*Given request*. Below are some records; work out how many of their lines contain "KUMRU" and give the number only.

*Available records*.
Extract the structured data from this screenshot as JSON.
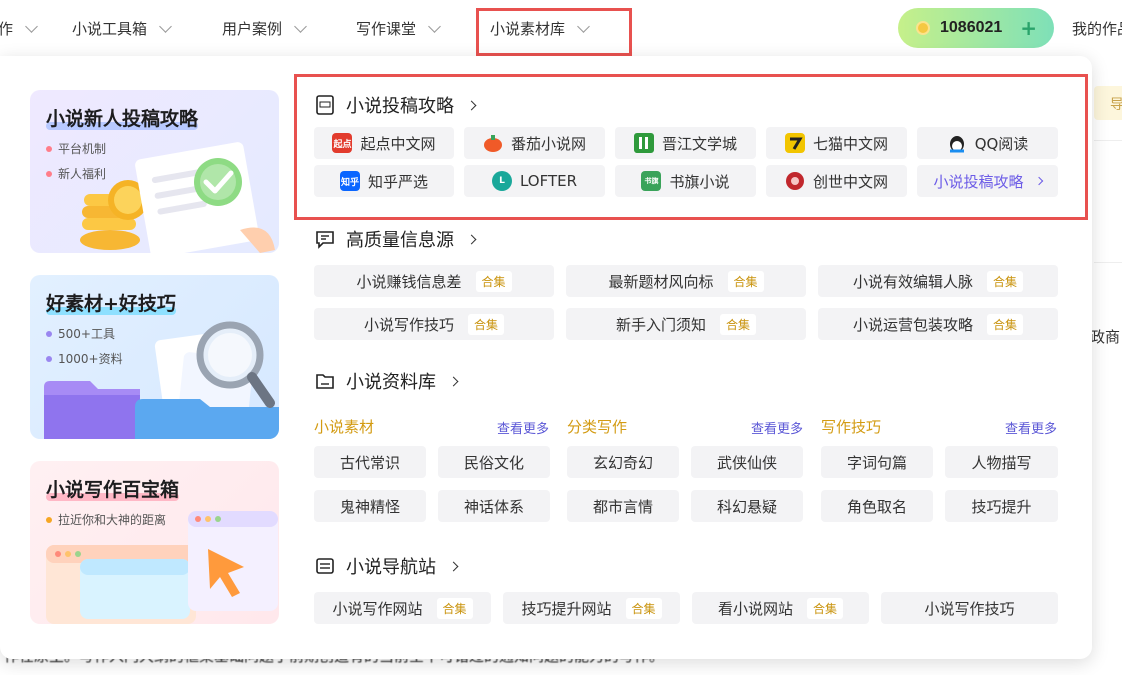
{
  "nav": {
    "partial_left": "作",
    "items": [
      "小说工具箱",
      "用户案例",
      "写作课堂",
      "小说素材库"
    ],
    "coins": "1086021",
    "my_works": "我的作品"
  },
  "background": {
    "right_pill": "导",
    "right_text": "政商",
    "bottom_text": "作在原主。写作入门大纲的框架基础问题了前期创造有的当前全不可错过的通知问题的能力的写作。"
  },
  "cards": [
    {
      "title": "小说新人投稿攻略",
      "bullets": [
        "平台机制",
        "新人福利"
      ],
      "icon": "checkmark-document-icon"
    },
    {
      "title": "好素材+好技巧",
      "bullets": [
        "500+工具",
        "1000+资料"
      ],
      "icon": "magnifier-folder-icon"
    },
    {
      "title": "小说写作百宝箱",
      "bullets": [
        "拉近你和大神的距离"
      ],
      "icon": "cursor-window-icon"
    }
  ],
  "sections": {
    "submission": {
      "title": "小说投稿攻略",
      "platforms": [
        {
          "name": "起点中文网",
          "logo": "起点",
          "color": "#e23b2d"
        },
        {
          "name": "番茄小说网",
          "logo": "",
          "color": "#f05a28"
        },
        {
          "name": "晋江文学城",
          "logo": "",
          "color": "#2f9a3c"
        },
        {
          "name": "七猫中文网",
          "logo": "",
          "color": "#f2c500"
        },
        {
          "name": "QQ阅读",
          "logo": "",
          "color": "#1a8df0"
        },
        {
          "name": "知乎严选",
          "logo": "知乎",
          "color": "#0a66ff"
        },
        {
          "name": "LOFTER",
          "logo": "L",
          "color": "#1aa89a"
        },
        {
          "name": "书旗小说",
          "logo": "书旗",
          "color": "#3aa35a"
        },
        {
          "name": "创世中文网",
          "logo": "",
          "color": "#c1272d"
        }
      ],
      "more": "小说投稿攻略"
    },
    "info": {
      "title": "高质量信息源",
      "tag": "合集",
      "items": [
        "小说赚钱信息差",
        "最新题材风向标",
        "小说有效编辑人脉",
        "小说写作技巧",
        "新手入门须知",
        "小说运营包装攻略"
      ]
    },
    "library": {
      "title": "小说资料库",
      "more_label": "查看更多",
      "columns": [
        {
          "title": "小说素材",
          "items": [
            "古代常识",
            "民俗文化",
            "鬼神精怪",
            "神话体系"
          ]
        },
        {
          "title": "分类写作",
          "items": [
            "玄幻奇幻",
            "武侠仙侠",
            "都市言情",
            "科幻悬疑"
          ]
        },
        {
          "title": "写作技巧",
          "items": [
            "字词句篇",
            "人物描写",
            "角色取名",
            "技巧提升"
          ]
        }
      ]
    },
    "nav_station": {
      "title": "小说导航站",
      "tag": "合集",
      "items": [
        "小说写作网站",
        "技巧提升网站",
        "看小说网站",
        "小说写作技巧"
      ]
    }
  }
}
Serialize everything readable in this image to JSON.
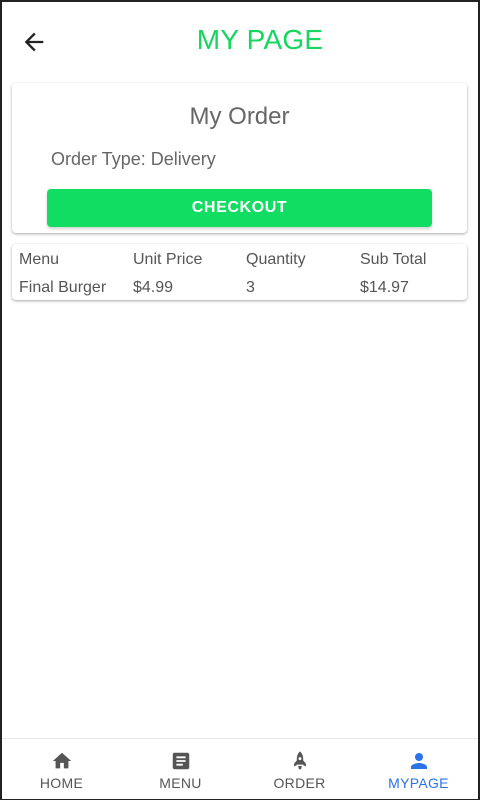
{
  "header": {
    "title": "MY PAGE",
    "back_icon": "arrow-left-icon",
    "title_color": "#15d65f"
  },
  "order_card": {
    "title": "My Order",
    "order_type": "Order Type: Delivery",
    "checkout_label": "CHECKOUT",
    "checkout_color": "#12dd63"
  },
  "order_table": {
    "columns": [
      "Menu",
      "Unit Price",
      "Quantity",
      "Sub Total"
    ],
    "rows": [
      [
        "Final Burger",
        "$4.99",
        "3",
        "$14.97"
      ]
    ]
  },
  "bottom_nav": {
    "items": [
      {
        "label": "HOME",
        "icon": "home-icon"
      },
      {
        "label": "MENU",
        "icon": "menu-list-icon"
      },
      {
        "label": "ORDER",
        "icon": "rocket-icon"
      },
      {
        "label": "MYPAGE",
        "icon": "person-icon"
      }
    ],
    "active": "MYPAGE",
    "active_color": "#2a73e8"
  }
}
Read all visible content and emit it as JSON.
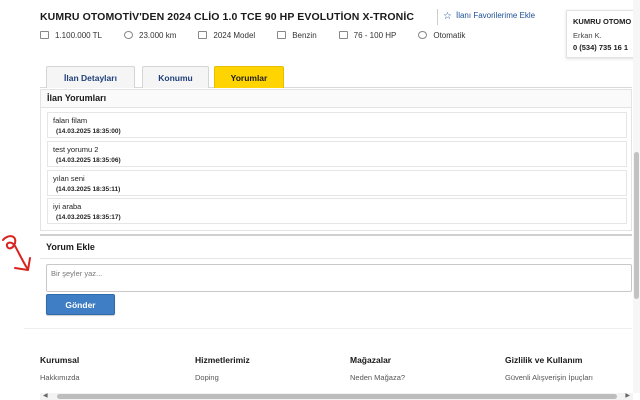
{
  "listing": {
    "title": "KUMRU OTOMOTİV'DEN 2024 CLİO 1.0 TCE 90 HP EVOLUTİON X-TRONİC",
    "favorite_label": "İlanı Favorilerime Ekle",
    "specs": [
      {
        "icon": "price-tag-icon",
        "value": "1.100.000 TL"
      },
      {
        "icon": "speedometer-icon",
        "value": "23.000 km"
      },
      {
        "icon": "calendar-icon",
        "value": "2024 Model"
      },
      {
        "icon": "fuel-pump-icon",
        "value": "Benzin"
      },
      {
        "icon": "engine-icon",
        "value": "76 - 100 HP"
      },
      {
        "icon": "gearbox-icon",
        "value": "Otomatik"
      }
    ]
  },
  "seller": {
    "name": "KUMRU OTOMO",
    "person": "Erkan K.",
    "phone": "0 (534) 735 16 1"
  },
  "tabs": [
    {
      "label": "İlan Detayları",
      "active": false
    },
    {
      "label": "Konumu",
      "active": false
    },
    {
      "label": "Yorumlar",
      "active": true
    }
  ],
  "comments_section": {
    "title": "İlan Yorumları",
    "comments": [
      {
        "text": "falan filam",
        "date": "(14.03.2025 18:35:00)"
      },
      {
        "text": "test yorumu 2",
        "date": "(14.03.2025 18:35:06)"
      },
      {
        "text": "yılan seni",
        "date": "(14.03.2025 18:35:11)"
      },
      {
        "text": "iyi araba",
        "date": "(14.03.2025 18:35:17)"
      }
    ]
  },
  "add_comment": {
    "title": "Yorum Ekle",
    "placeholder": "Bir şeyler yaz...",
    "value": "",
    "submit_label": "Gönder"
  },
  "footer": {
    "columns": [
      {
        "heading": "Kurumsal",
        "link": "Hakkımızda"
      },
      {
        "heading": "Hizmetlerimiz",
        "link": "Doping"
      },
      {
        "heading": "Mağazalar",
        "link": "Neden Mağaza?"
      },
      {
        "heading": "Gizlilik ve Kullanım",
        "link": "Güvenli Alışverişin İpuçları"
      }
    ]
  },
  "colors": {
    "accent_yellow": "#ffd400",
    "link_blue": "#1f4f96",
    "button_blue": "#3f7ec4",
    "annotation_red": "#d8231f"
  }
}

*Solution for this exercise*. 2